■ Dataset records ■

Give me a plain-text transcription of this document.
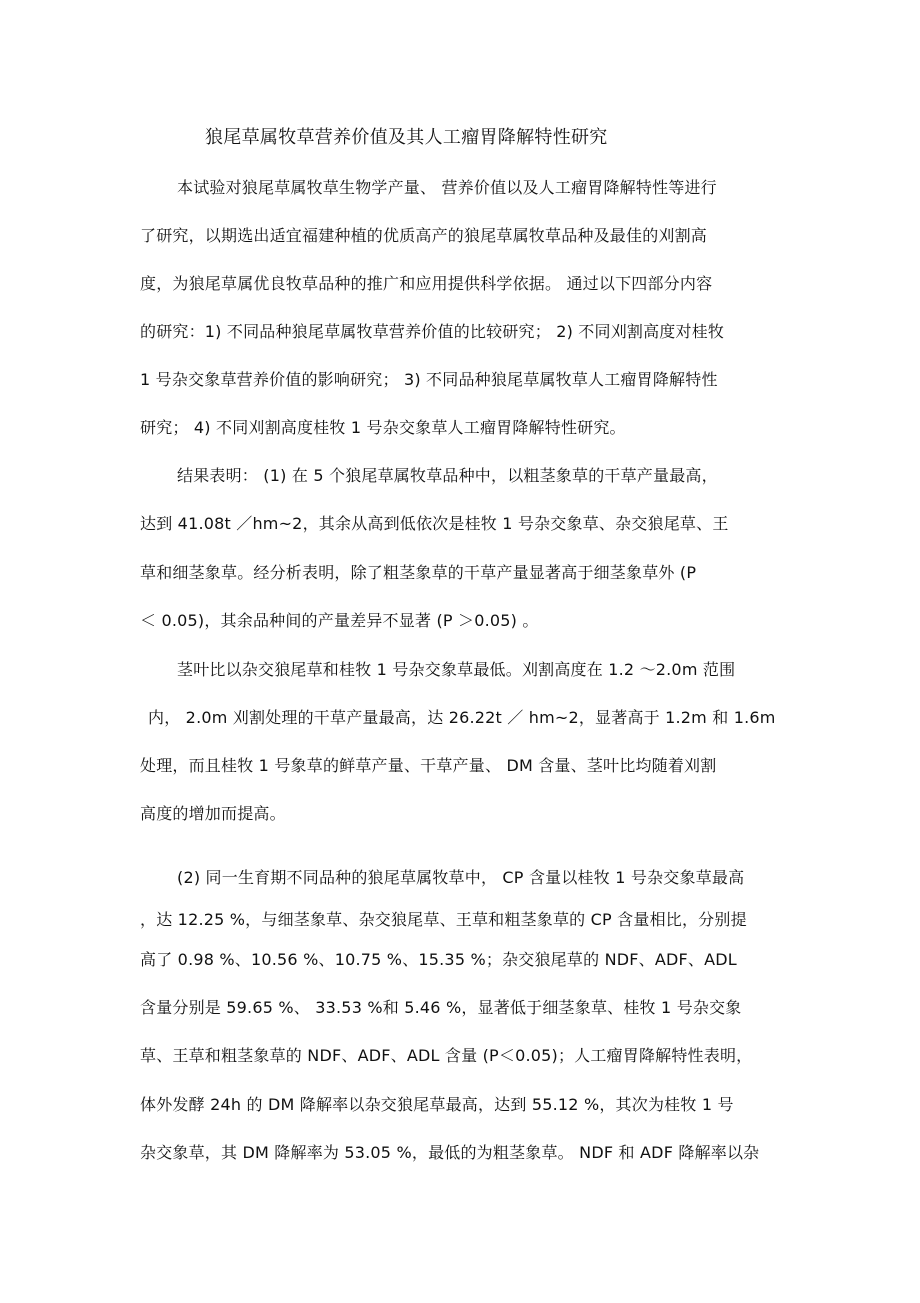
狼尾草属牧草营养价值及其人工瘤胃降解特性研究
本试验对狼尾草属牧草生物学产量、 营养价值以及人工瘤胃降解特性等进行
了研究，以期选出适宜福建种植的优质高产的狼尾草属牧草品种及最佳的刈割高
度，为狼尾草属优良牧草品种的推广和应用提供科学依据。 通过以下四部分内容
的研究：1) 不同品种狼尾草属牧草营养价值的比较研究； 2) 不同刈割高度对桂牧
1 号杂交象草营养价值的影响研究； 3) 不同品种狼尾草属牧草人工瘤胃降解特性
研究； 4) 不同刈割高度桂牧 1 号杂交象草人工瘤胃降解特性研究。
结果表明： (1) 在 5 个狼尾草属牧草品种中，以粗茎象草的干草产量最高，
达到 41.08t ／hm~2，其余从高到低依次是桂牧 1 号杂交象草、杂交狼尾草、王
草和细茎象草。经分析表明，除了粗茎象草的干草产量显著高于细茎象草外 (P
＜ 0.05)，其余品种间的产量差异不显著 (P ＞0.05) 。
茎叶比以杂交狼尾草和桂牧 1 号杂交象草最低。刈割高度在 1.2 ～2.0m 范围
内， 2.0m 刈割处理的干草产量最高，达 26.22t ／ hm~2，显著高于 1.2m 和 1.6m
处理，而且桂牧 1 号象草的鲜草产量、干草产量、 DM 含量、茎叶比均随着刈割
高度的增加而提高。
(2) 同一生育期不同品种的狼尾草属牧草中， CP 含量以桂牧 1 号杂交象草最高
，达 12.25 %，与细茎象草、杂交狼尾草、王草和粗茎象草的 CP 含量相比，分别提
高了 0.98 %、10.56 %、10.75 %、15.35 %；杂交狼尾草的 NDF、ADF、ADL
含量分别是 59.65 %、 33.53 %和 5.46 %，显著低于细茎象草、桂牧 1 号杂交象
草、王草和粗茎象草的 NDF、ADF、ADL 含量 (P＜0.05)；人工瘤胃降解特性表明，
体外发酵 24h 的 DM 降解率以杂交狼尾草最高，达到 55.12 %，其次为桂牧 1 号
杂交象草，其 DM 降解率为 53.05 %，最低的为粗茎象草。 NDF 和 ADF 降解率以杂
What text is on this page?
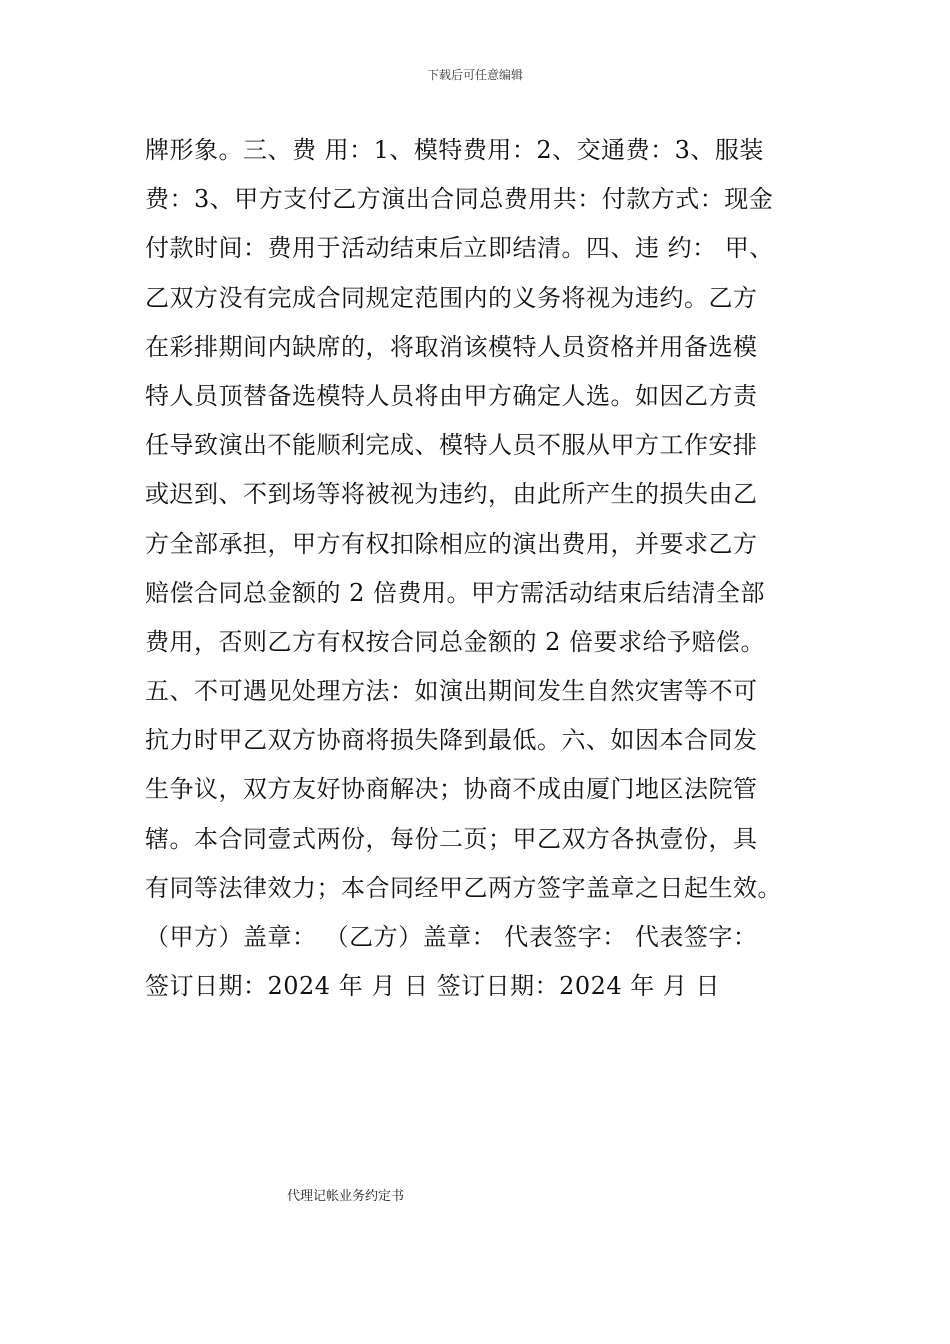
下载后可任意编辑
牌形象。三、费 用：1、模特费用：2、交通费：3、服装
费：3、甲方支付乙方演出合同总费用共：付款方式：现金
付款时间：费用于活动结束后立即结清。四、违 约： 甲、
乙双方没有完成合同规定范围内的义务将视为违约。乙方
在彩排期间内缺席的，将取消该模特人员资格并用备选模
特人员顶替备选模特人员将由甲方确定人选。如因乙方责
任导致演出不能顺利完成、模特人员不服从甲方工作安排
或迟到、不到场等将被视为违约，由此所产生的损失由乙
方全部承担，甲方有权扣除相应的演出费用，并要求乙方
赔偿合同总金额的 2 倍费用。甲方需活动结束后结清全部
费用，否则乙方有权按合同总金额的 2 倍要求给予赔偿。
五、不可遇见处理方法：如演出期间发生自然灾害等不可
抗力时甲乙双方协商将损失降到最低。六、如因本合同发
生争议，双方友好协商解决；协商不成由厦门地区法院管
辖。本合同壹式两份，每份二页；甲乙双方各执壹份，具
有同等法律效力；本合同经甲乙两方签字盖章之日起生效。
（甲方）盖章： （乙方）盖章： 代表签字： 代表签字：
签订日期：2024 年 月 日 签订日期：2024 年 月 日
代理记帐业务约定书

---

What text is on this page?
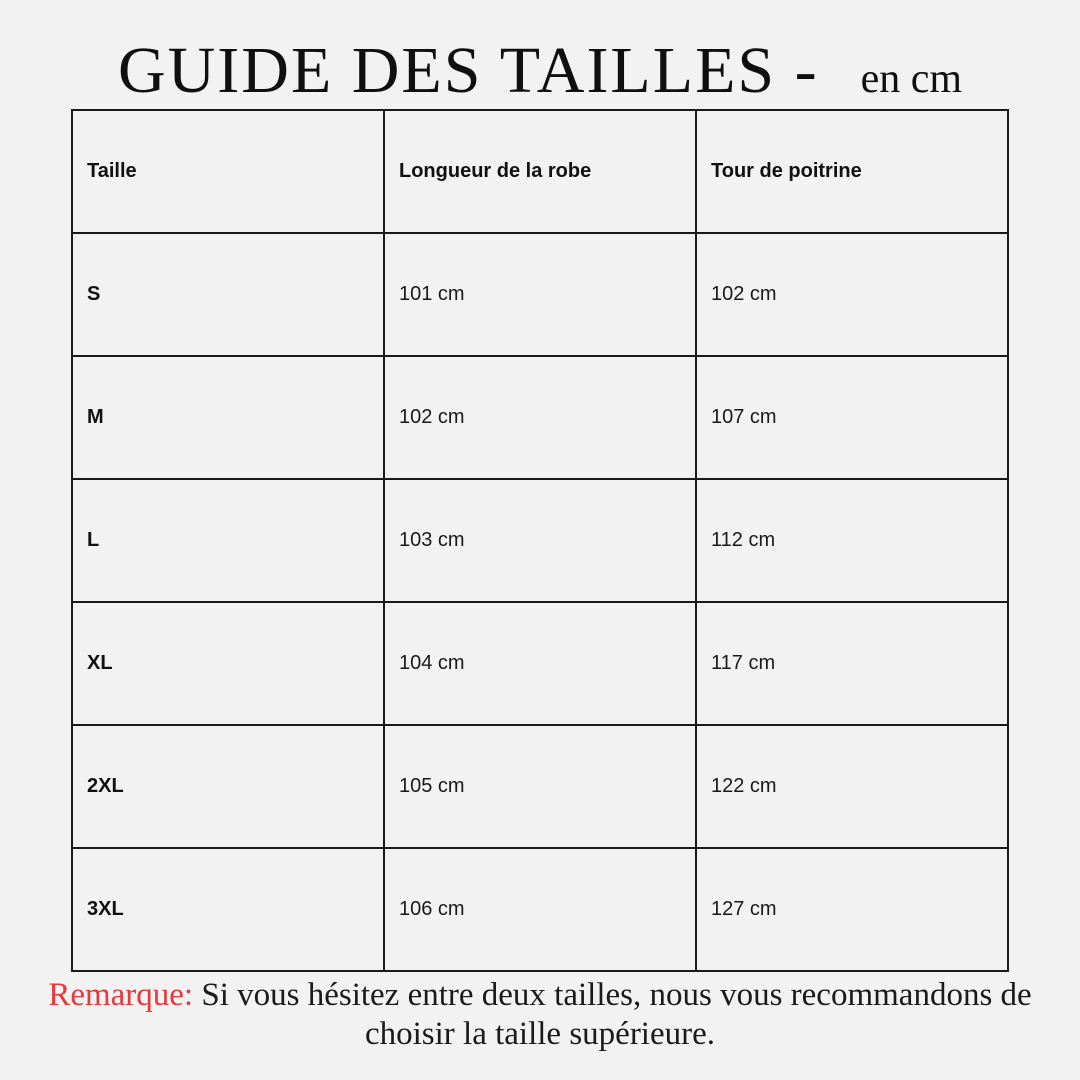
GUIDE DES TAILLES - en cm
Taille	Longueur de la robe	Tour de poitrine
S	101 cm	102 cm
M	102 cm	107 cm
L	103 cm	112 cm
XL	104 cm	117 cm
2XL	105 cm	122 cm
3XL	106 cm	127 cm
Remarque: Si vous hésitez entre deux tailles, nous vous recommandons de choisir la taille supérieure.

■ What the exercise asks ■
Which lines above contain "王草和粗茎象草的"? Show each of them.

■ Exercise answer ■
，达 12.25 %，与细茎象草、杂交狼尾草、王草和粗茎象草的 CP 含量相比，分别提
草、王草和粗茎象草的 NDF、ADF、ADL 含量 (P＜0.05)；人工瘤胃降解特性表明，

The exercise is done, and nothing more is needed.